- Required tasks
1. Reproduce, word for word, the part of the DMS climatology review that opens with the words containing "Weak points are" and closes with "but not resolved.".
2. According to the DMS climatology review, how many of the initial data points were used after post processing?
3. Extend the DMS climatology review, beginning after its final sentence.

- Text block
+++

RC1: 'Comment on essd-2021-236', Giuseppe M.R. Manzella, 21 Oct 2021

Comments to:

The paper is well written and easy to follow. The description of mechanisms producing DMS is very clear also for non expert people. The new climatology includes new data and this is a paper added value.

Weak points are related to statistics, number of useful data for climatology, spatial and temporal distribution. These problems that are presented by the authors but not resolved.

The initial data set consisted of 872,427 data points of which only 48,567 are used after post processing. Therefore, the spatial and temporal coverage is worse than that shown in figure 1. Hence a first series of questions: in each month how many data are available in all geographical areas of 1 ° x 1 °? Does each square of 1x1 have a statistically significant number of data points? Are the data for each month and 1x1 areas statistically sufficient or should authors examine them seasonally?

The climatology obtained in data-poor areas with similarity-estimated VLS is not convincing, by taking into account that the phenomena under investigation are occurring at high frequency and varying from place to place.

Amother point that the authors present but do not investigate is related to methodologies and technologies for data collection. Over the years they have changed and so has the data accuracy. In the paper there should be an indication of what is the final accuracy of the climatology in the various areas.

The authors should also provide information on calibration standard if exists and if used in data selection.

The problem of ecological provinces is well posed, and the authors refer to previously published articles. The 'geographically homogeneous' data can be identified with a cluster analysis. In a non-static environment it is possible that geographic homogeneity may vary over time. Authors should discuss this.

The new data included in the paper makes it interesting and publishable after major revision.

Special comments.

Figure 1 should shows the total raw data (1a) and those used for climatology (1b).

An indication of errors or accuracy in the various regions would be desirable

Citation: https://doi.org/10.5194/essd-2021-236-RC1
RC2: 'Comment on essd-2021-236', Patricia Matrai, 08 Nov 2021

This manuscript presents the 3rd version of the climatology of marine DMS concentration and flux estimates.

+++

- Given records

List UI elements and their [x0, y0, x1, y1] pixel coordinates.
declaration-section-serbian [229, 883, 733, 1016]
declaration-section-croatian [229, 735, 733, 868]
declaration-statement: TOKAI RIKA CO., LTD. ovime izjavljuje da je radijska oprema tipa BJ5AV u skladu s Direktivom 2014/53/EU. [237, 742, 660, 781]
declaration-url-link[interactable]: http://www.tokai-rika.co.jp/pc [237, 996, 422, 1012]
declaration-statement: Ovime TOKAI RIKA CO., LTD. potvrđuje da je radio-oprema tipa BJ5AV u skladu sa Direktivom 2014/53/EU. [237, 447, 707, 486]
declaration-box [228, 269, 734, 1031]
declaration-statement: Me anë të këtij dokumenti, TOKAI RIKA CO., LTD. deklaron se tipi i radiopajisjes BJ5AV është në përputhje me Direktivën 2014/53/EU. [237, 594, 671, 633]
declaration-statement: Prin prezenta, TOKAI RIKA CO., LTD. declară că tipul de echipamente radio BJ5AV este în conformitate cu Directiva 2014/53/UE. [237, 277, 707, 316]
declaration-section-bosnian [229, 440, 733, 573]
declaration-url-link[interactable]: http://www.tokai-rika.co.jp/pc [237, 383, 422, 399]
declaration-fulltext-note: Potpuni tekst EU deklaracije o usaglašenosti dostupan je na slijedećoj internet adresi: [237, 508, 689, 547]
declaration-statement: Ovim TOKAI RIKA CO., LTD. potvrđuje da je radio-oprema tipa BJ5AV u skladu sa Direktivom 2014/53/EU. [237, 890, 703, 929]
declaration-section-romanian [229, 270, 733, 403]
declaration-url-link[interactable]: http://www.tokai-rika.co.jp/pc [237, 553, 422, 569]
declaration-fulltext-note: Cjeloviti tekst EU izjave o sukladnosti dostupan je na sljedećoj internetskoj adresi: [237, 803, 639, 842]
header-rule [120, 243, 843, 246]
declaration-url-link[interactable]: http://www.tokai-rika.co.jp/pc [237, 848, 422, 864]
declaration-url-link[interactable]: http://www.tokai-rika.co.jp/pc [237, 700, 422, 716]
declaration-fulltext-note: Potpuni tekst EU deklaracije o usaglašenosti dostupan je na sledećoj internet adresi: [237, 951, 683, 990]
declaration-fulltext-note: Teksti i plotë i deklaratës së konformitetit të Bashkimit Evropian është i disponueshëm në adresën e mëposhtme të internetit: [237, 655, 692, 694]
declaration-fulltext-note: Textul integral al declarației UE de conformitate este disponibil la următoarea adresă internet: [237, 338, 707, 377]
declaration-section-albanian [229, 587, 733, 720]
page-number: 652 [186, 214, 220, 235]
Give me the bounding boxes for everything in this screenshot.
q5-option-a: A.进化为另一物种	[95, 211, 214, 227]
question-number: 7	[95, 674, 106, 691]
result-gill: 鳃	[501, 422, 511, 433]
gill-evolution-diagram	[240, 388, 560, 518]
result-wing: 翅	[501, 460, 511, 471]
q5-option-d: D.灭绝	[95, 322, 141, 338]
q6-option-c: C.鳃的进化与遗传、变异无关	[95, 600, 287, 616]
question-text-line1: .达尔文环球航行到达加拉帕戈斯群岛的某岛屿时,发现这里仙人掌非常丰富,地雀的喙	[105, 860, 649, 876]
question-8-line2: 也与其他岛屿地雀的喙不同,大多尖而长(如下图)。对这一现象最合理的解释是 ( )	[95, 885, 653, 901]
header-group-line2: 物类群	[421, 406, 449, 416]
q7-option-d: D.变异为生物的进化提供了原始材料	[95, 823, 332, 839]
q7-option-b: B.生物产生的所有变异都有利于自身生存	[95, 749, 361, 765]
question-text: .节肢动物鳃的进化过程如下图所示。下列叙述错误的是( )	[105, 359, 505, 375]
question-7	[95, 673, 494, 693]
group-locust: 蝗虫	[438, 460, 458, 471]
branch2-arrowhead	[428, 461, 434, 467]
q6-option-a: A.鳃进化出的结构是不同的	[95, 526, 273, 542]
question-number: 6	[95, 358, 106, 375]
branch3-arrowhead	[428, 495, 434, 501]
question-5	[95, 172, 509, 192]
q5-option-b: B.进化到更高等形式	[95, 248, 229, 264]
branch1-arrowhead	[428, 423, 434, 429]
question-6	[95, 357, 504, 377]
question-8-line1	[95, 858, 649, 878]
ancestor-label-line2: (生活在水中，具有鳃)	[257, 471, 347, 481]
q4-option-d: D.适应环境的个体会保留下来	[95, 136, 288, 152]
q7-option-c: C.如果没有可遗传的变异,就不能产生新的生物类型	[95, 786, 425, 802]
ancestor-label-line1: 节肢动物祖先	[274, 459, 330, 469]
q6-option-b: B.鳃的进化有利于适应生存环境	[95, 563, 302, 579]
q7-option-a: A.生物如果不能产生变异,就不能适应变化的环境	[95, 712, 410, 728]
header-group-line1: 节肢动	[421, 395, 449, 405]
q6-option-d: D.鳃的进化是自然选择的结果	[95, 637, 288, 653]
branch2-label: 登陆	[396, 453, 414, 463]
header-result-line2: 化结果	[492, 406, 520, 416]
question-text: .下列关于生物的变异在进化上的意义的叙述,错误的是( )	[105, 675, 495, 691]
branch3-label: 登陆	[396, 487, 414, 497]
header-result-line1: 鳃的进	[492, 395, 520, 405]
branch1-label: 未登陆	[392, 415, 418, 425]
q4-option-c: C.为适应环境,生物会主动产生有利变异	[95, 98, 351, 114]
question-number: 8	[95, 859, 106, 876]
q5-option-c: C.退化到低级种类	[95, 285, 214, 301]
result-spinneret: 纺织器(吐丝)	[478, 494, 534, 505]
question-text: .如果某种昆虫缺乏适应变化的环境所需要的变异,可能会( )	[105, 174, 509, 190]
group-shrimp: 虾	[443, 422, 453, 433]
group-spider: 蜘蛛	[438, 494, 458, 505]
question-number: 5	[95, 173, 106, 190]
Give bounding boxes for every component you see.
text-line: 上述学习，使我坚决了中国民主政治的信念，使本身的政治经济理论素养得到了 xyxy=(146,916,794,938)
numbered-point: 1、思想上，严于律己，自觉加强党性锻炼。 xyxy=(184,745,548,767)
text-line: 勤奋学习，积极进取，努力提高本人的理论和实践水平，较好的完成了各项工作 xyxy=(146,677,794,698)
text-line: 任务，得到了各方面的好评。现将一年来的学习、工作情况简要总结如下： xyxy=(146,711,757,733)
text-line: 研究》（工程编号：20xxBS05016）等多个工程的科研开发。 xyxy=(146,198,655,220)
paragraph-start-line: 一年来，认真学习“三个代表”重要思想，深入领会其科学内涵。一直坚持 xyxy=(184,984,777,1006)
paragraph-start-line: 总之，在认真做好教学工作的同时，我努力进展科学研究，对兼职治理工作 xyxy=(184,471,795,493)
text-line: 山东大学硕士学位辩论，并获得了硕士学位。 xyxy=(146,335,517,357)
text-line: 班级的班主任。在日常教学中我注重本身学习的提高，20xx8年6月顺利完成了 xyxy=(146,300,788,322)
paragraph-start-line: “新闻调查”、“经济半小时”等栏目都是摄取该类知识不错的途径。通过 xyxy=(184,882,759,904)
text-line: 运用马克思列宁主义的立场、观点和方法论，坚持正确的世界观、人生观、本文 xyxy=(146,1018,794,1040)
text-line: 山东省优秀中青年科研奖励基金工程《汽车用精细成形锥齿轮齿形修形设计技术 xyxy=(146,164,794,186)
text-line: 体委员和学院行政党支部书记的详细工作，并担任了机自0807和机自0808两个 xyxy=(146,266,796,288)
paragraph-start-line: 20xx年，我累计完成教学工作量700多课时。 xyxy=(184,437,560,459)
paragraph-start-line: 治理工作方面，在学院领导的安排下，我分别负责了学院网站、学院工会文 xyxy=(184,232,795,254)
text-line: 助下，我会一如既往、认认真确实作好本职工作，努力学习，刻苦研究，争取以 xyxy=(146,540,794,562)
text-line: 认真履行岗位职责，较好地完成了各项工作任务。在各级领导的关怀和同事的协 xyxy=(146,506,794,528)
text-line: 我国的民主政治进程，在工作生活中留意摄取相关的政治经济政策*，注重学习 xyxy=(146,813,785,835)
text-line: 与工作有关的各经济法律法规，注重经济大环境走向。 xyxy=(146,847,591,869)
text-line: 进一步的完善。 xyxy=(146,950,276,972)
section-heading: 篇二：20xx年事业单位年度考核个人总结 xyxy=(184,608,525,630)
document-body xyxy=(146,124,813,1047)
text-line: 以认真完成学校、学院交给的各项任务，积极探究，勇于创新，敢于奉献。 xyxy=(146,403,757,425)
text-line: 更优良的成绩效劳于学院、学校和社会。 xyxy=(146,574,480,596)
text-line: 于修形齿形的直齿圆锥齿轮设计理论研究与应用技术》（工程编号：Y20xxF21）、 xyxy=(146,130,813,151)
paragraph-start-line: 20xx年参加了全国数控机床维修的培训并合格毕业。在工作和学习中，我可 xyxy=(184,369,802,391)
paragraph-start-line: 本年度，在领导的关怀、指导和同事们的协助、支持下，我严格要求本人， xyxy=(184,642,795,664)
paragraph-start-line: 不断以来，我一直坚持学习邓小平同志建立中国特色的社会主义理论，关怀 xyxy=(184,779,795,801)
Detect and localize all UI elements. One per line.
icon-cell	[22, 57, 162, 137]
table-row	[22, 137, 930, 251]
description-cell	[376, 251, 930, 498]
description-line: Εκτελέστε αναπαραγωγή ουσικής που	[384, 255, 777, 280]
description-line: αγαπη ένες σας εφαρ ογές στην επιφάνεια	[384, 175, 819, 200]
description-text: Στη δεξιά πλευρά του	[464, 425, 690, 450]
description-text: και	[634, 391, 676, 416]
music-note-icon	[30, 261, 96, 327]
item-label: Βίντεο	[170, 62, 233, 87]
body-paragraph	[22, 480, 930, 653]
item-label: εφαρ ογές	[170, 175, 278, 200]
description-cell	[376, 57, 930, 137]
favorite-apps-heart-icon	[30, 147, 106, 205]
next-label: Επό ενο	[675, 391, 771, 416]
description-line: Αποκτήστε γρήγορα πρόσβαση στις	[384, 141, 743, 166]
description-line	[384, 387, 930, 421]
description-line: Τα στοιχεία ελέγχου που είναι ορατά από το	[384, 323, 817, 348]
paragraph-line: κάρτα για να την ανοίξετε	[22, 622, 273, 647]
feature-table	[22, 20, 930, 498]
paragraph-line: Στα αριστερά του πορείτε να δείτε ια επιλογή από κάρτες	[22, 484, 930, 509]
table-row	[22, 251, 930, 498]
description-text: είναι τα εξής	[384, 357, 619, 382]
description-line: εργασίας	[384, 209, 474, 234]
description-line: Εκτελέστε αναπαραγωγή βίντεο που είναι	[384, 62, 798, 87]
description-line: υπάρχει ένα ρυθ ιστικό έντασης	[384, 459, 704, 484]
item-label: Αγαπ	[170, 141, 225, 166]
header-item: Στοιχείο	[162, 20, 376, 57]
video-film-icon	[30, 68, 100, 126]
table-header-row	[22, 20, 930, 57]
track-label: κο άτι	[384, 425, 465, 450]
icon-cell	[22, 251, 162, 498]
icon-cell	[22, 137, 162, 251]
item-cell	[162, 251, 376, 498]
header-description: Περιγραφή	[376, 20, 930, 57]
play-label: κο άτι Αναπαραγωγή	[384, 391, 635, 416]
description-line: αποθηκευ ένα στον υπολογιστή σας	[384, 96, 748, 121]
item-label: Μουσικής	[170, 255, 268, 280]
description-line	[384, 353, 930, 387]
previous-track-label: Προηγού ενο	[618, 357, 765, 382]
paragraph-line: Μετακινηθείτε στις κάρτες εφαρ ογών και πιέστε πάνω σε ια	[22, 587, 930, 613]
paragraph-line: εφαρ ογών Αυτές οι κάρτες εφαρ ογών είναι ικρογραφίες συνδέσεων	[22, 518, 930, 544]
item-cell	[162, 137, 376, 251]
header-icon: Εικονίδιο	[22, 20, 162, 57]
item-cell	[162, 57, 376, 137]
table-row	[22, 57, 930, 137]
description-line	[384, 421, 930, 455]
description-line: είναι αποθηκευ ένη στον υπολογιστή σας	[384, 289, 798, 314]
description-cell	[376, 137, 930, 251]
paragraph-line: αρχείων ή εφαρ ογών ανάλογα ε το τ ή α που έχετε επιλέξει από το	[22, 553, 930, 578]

+++

- Per-task answers
1.
Weak points are related to statistics, number of useful data for climatology, spatial and temporal distribution. These problems that are presented by the authors but not resolved.

2. Only 48,567 of the initial 872,427 data points were used.

3.
Having sampled DMS since the 1980s and provided data to the NOAA PML database over the past 20+ years, it is both rewarding and sobering to see what the spatial and temporal data distribution is; still scarce and often nonexistent for a compound that affects ocean biogeochemistry and ocean-air-clouds-climate processes. Even if DMS's piece of the climate action continues to decrease w/r to the initial CLAW *hypothesis*, DMS continues to provide the main path for CCN growth.

The ms is well written, clear and to the point. The main change is in polar regions; while the sea ice mask results in a better representation of DMS concentrations in the Southern Ocean, the 50% sea ice mask "eliminates" most of the Arctic- sub-Arctic transition from the climatology. In satellite oceanography, one uses a 15% sea ice cut off; even then, one loses all the coastal regions. It would be good to have a bit more discussion of what happens at varying levels of sea ice mask (rather than none, 100%, and the 50% middle).

Please note that I included comments pertinent to the SI file in the main ms file to clarify several figure legends.

Citation: https://doi.org/10.5194/essd-2021-236-RC2
RC3: 'Comment on essd-2021-236', Murat Aydin, 12 Nov 2021

This is the third revision of global surface seawater DMS climatology. DMS is an important natural source of atmospheric sulfur. The new climatology includes a substantial amount of new data and represents a significant upgrade over the previous version; it is likely to be widely used in various modeling applications. Overall, it is a reasonably well-written manuscript with sound methodology, although some aspects of the data processing were difficult to understand. My concerns, questions, and suggestions are explained in detail below, followed by more specific comments, most of which are fairly trivial.

One overarching concern I have is with regards to the decisions made during the initial stages of the data processing. I understand that subjective decisions are unavoidable when it comes to data filtering, but proper justification is important and the impact of these decisions should be quantified if possible.

First data “clean-up” decision is the omission of the near zero and negative measurements. I find it difficult to believe that the negative values are incorrectly reported numbers (Ln 182). Negative measurements, unless they are extreme negative numbers, commonly occur when working at or below detection limits due to uncertainties in the calibration and/or a system blank that is being subtracted from the signal. I would expect there to be roughly an equal number of small positive measurements that balance out the negatives so that the average is equal to zero within the uncertainties. I do not see a reason to throw out these data as doing so will introduce a positive bias to the data set, especially if data filling schemes are implemented after data removal. In the current case, I realize that a very small fraction of the data is thrown out and the impact of this data clean-up is likely insignificantly small. Still, I do not find the justification convincing. Do the negative numbers cause problems with the data processing that follows? A more elegant solution might be to replace all data below detection limit with zeros, or a very small positive number if zeros cause problems too.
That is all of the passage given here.